>> Begin
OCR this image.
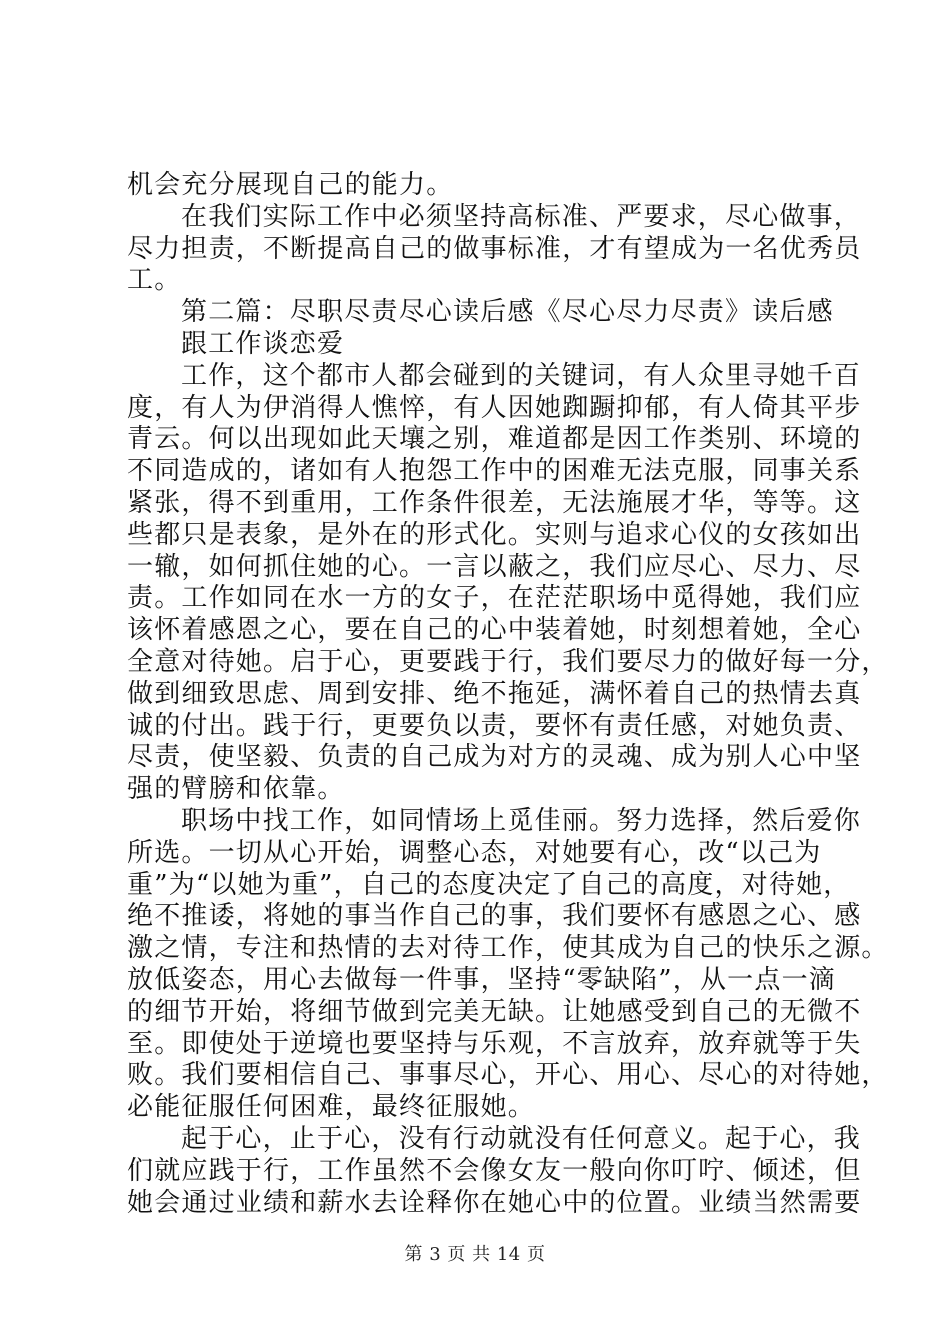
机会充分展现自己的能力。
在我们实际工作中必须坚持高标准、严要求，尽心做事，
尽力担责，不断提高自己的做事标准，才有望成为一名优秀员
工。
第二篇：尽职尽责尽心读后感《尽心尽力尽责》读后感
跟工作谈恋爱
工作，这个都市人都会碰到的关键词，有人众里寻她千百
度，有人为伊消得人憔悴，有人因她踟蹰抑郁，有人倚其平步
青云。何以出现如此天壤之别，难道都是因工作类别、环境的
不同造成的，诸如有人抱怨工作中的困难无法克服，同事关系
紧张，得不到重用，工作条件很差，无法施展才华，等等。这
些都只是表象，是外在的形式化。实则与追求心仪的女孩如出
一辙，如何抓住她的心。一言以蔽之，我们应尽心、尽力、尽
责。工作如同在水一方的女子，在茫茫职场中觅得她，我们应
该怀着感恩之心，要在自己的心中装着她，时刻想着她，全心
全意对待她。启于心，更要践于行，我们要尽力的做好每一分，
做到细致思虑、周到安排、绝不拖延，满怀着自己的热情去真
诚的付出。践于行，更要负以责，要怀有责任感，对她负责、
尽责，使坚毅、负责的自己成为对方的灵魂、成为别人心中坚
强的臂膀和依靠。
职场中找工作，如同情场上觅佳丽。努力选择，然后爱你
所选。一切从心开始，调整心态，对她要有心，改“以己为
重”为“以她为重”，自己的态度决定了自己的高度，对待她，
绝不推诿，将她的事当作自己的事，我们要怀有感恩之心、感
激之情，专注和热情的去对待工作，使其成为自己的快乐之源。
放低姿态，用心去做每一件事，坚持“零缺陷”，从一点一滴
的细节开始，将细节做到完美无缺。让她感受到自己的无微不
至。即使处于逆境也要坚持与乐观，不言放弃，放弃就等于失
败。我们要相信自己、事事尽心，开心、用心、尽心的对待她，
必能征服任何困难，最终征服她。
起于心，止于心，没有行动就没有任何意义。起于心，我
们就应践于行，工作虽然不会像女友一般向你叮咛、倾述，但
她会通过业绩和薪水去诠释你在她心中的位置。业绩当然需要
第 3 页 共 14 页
>> End
Transcribe the records word for word and include no pictures.

OCR this image.
机会充分展现自己的能力。
在我们实际工作中必须坚持高标准、严要求，尽心做事，
尽力担责，不断提高自己的做事标准，才有望成为一名优秀员
工。
第二篇：尽职尽责尽心读后感《尽心尽力尽责》读后感
跟工作谈恋爱
工作，这个都市人都会碰到的关键词，有人众里寻她千百
度，有人为伊消得人憔悴，有人因她踟蹰抑郁，有人倚其平步
青云。何以出现如此天壤之别，难道都是因工作类别、环境的
不同造成的，诸如有人抱怨工作中的困难无法克服，同事关系
紧张，得不到重用，工作条件很差，无法施展才华，等等。这
些都只是表象，是外在的形式化。实则与追求心仪的女孩如出
一辙，如何抓住她的心。一言以蔽之，我们应尽心、尽力、尽
责。工作如同在水一方的女子，在茫茫职场中觅得她，我们应
该怀着感恩之心，要在自己的心中装着她，时刻想着她，全心
全意对待她。启于心，更要践于行，我们要尽力的做好每一分，
做到细致思虑、周到安排、绝不拖延，满怀着自己的热情去真
诚的付出。践于行，更要负以责，要怀有责任感，对她负责、
尽责，使坚毅、负责的自己成为对方的灵魂、成为别人心中坚
强的臂膀和依靠。
职场中找工作，如同情场上觅佳丽。努力选择，然后爱你
所选。一切从心开始，调整心态，对她要有心，改“以己为
重”为“以她为重”，自己的态度决定了自己的高度，对待她，
绝不推诿，将她的事当作自己的事，我们要怀有感恩之心、感
激之情，专注和热情的去对待工作，使其成为自己的快乐之源。
放低姿态，用心去做每一件事，坚持“零缺陷”，从一点一滴
的细节开始，将细节做到完美无缺。让她感受到自己的无微不
至。即使处于逆境也要坚持与乐观，不言放弃，放弃就等于失
败。我们要相信自己、事事尽心，开心、用心、尽心的对待她，
必能征服任何困难，最终征服她。
起于心，止于心，没有行动就没有任何意义。起于心，我
们就应践于行，工作虽然不会像女友一般向你叮咛、倾述，但
她会通过业绩和薪水去诠释你在她心中的位置。业绩当然需要
第 3 页 共 14 页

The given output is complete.